▶ WHAT IS ASKED: Copy the data precisely, character for character, and leave out every picture.

━━━━━━━━

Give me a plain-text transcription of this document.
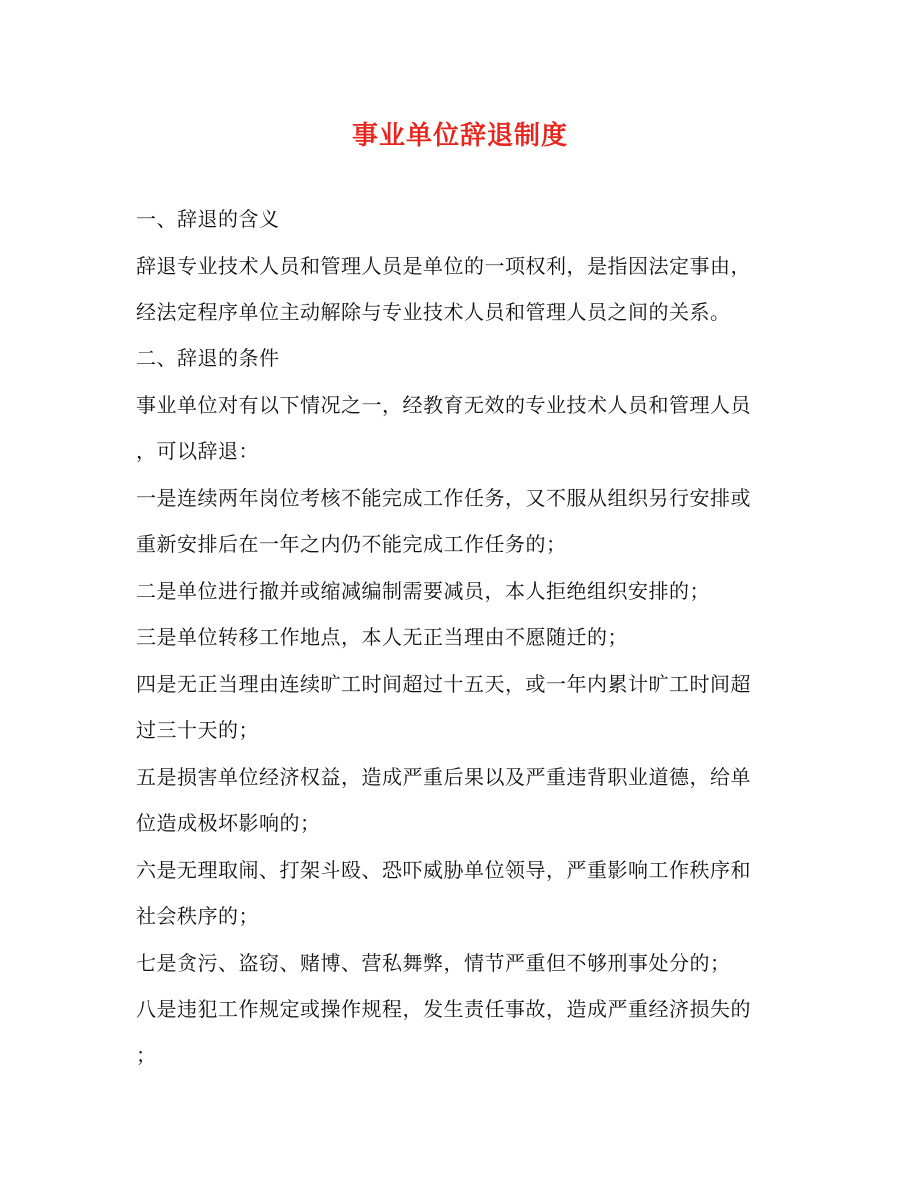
事业单位辞退制度
一、辞退的含义
辞退专业技术人员和管理人员是单位的一项权利，是指因法定事由，
经法定程序单位主动解除与专业技术人员和管理人员之间的关系。
二、辞退的条件
事业单位对有以下情况之一，经教育无效的专业技术人员和管理人员
，可以辞退：
一是连续两年岗位考核不能完成工作任务，又不服从组织另行安排或
重新安排后在一年之内仍不能完成工作任务的；
二是单位进行撤并或缩减编制需要减员，本人拒绝组织安排的；
三是单位转移工作地点，本人无正当理由不愿随迁的；
四是无正当理由连续旷工时间超过十五天，或一年内累计旷工时间超
过三十天的；
五是损害单位经济权益，造成严重后果以及严重违背职业道德，给单
位造成极坏影响的；
六是无理取闹、打架斗殴、恐吓威胁单位领导，严重影响工作秩序和
社会秩序的；
七是贪污、盗窃、赌博、营私舞弊，情节严重但不够刑事处分的；
八是违犯工作规定或操作规程，发生责任事故，造成严重经济损失的
；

━━━━━━━━

▶ OUTPUT:
Give me a plain-text transcription of this document.
事业单位辞退制度
一、辞退的含义
辞退专业技术人员和管理人员是单位的一项权利，是指因法定事由，
经法定程序单位主动解除与专业技术人员和管理人员之间的关系。
二、辞退的条件
事业单位对有以下情况之一，经教育无效的专业技术人员和管理人员
，可以辞退：
一是连续两年岗位考核不能完成工作任务，又不服从组织另行安排或
重新安排后在一年之内仍不能完成工作任务的；
二是单位进行撤并或缩减编制需要减员，本人拒绝组织安排的；
三是单位转移工作地点，本人无正当理由不愿随迁的；
四是无正当理由连续旷工时间超过十五天，或一年内累计旷工时间超
过三十天的；
五是损害单位经济权益，造成严重后果以及严重违背职业道德，给单
位造成极坏影响的；
六是无理取闹、打架斗殴、恐吓威胁单位领导，严重影响工作秩序和
社会秩序的；
七是贪污、盗窃、赌博、营私舞弊，情节严重但不够刑事处分的；
八是违犯工作规定或操作规程，发生责任事故，造成严重经济损失的
；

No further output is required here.